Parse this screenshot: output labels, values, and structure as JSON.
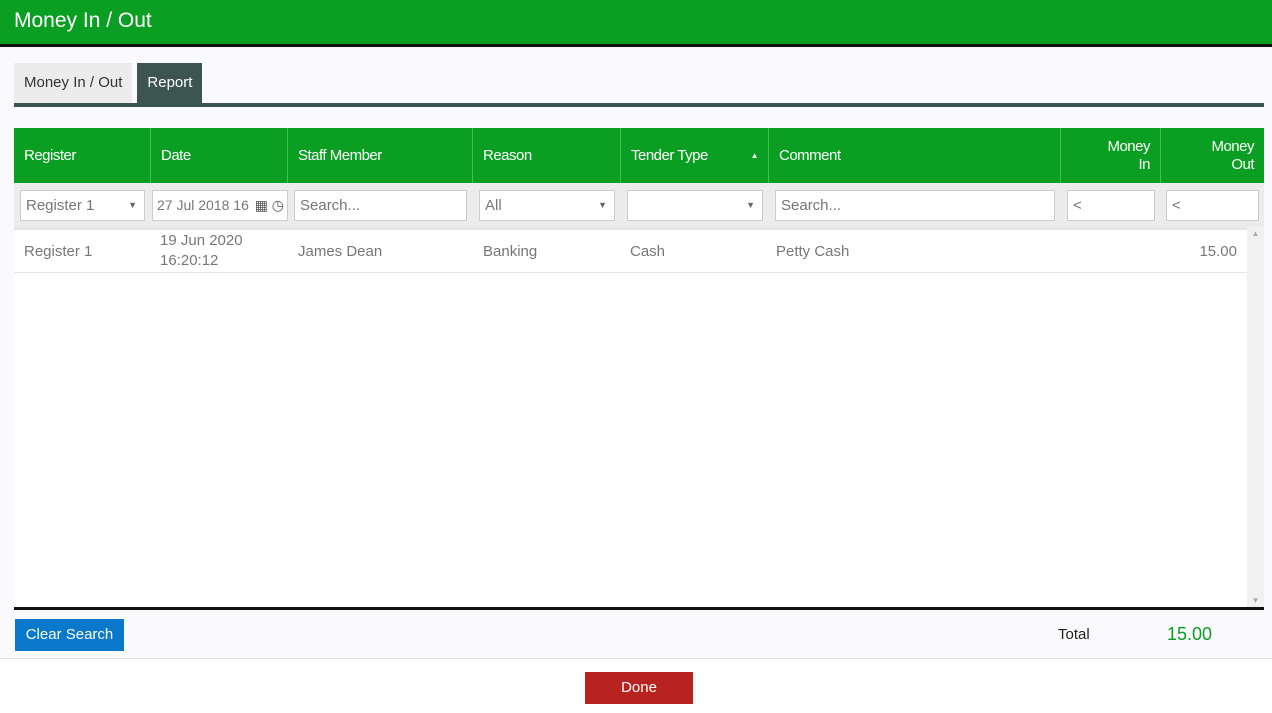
{
  "header": {
    "title": "Money In / Out"
  },
  "tabs": [
    {
      "label": "Money In / Out"
    },
    {
      "label": "Report"
    }
  ],
  "columns": [
    {
      "label": "Register"
    },
    {
      "label": "Date"
    },
    {
      "label": "Staff Member"
    },
    {
      "label": "Reason"
    },
    {
      "label": "Tender Type"
    },
    {
      "label": "Comment"
    },
    {
      "label": "Money In"
    },
    {
      "label": "Money Out"
    }
  ],
  "filters": {
    "register": "Register 1",
    "date": "27 Jul 2018 16",
    "staff_placeholder": "Search...",
    "reason": "All",
    "tender": "",
    "comment_placeholder": "Search...",
    "money_in": "<",
    "money_out": "<"
  },
  "rows": [
    {
      "register": "Register 1",
      "date": "19 Jun 2020",
      "time": "16:20:12",
      "staff": "James Dean",
      "reason": "Banking",
      "tender": "Cash",
      "comment": "Petty Cash",
      "money_in": "",
      "money_out": "15.00"
    }
  ],
  "footer": {
    "clear_label": "Clear Search",
    "total_label": "Total",
    "total_value": "15.00",
    "done_label": "Done"
  },
  "colors": {
    "header": "#0a9e22",
    "tab_active": "#3d5551",
    "clear": "#0a78cc",
    "done": "#b8221f",
    "total": "#0a9e22"
  }
}
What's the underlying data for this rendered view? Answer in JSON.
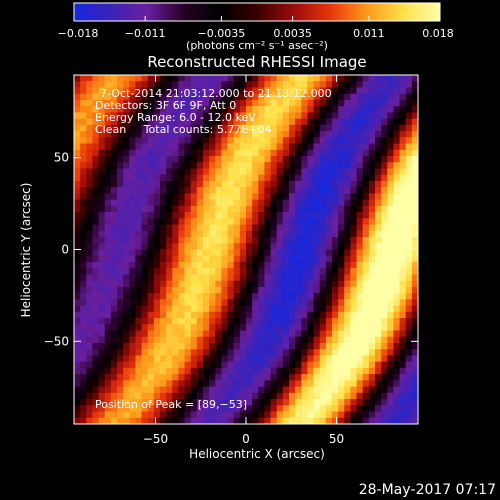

⁂

> Problem to solve
Reproduce each entry precisely, dropping only the pictures.

> Reply
Parse this screenshot: output labels, values, and structure as JSON.
{
  "header": {
    "title": "Money In / Out"
  },
  "tabs": [
    {
      "label": "Money In / Out"
    },
    {
      "label": "Report"
    }
  ],
  "columns": [
    {
      "label": "Register"
    },
    {
      "label": "Date"
    },
    {
      "label": "Staff Member"
    },
    {
      "label": "Reason"
    },
    {
      "label": "Tender Type"
    },
    {
      "label": "Comment"
    },
    {
      "label": "Money In"
    },
    {
      "label": "Money Out"
    }
  ],
  "filters": {
    "register": "Register 1",
    "date": "27 Jul 2018 16",
    "staff_placeholder": "Search...",
    "reason": "All",
    "tender": "",
    "comment_placeholder": "Search...",
    "money_in": "<",
    "money_out": "<"
  },
  "rows": [
    {
      "register": "Register 1",
      "date": "19 Jun 2020",
      "time": "16:20:12",
      "staff": "James Dean",
      "reason": "Banking",
      "tender": "Cash",
      "comment": "Petty Cash",
      "money_in": "",
      "money_out": "15.00"
    }
  ],
  "footer": {
    "clear_label": "Clear Search",
    "total_label": "Total",
    "total_value": "15.00",
    "done_label": "Done"
  },
  "colors": {
    "header": "#0a9e22",
    "tab_active": "#3d5551",
    "clear": "#0a78cc",
    "done": "#b8221f",
    "total": "#0a9e22"
  }
}
What's the underlying data for this rendered view? Answer in JSON.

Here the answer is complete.